§ **PROVIDED DATA**
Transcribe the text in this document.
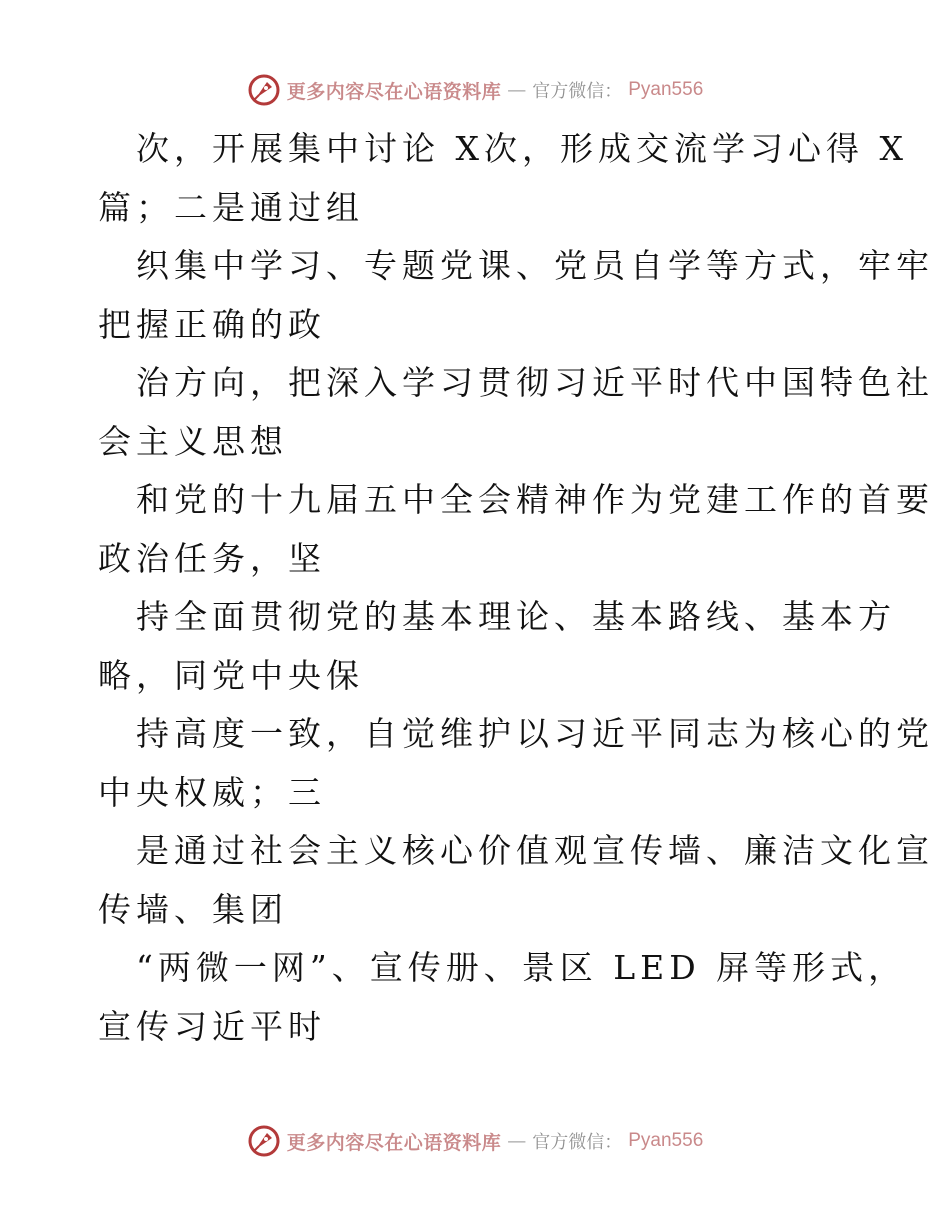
更多内容尽在心语资料库 — 官方微信： Pyan556
次，开展集中讨论 X次，形成交流学习心得 X
篇；二是通过组
织集中学习、专题党课、党员自学等方式，牢牢
把握正确的政
治方向，把深入学习贯彻习近平时代中国特色社
会主义思想
和党的十九届五中全会精神作为党建工作的首要
政治任务，坚
持全面贯彻党的基本理论、基本路线、基本方
略，同党中央保
持高度一致，自觉维护以习近平同志为核心的党
中央权威；三
是通过社会主义核心价值观宣传墙、廉洁文化宣
传墙、集团
“两微一网”、宣传册、景区 LED 屏等形式，
宣传习近平时
更多内容尽在心语资料库 — 官方微信： Pyan556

§ **TASK**
Pictures are excluded; repeat every record exactly.

§ **REPLY**
Transcribe the text in this document.
更多内容尽在心语资料库 — 官方微信： Pyan556
次，开展集中讨论 X次，形成交流学习心得 X
篇；二是通过组
织集中学习、专题党课、党员自学等方式，牢牢
把握正确的政
治方向，把深入学习贯彻习近平时代中国特色社
会主义思想
和党的十九届五中全会精神作为党建工作的首要
政治任务，坚
持全面贯彻党的基本理论、基本路线、基本方
略，同党中央保
持高度一致，自觉维护以习近平同志为核心的党
中央权威；三
是通过社会主义核心价值观宣传墙、廉洁文化宣
传墙、集团
“两微一网”、宣传册、景区 LED 屏等形式，
宣传习近平时
更多内容尽在心语资料库 — 官方微信： Pyan556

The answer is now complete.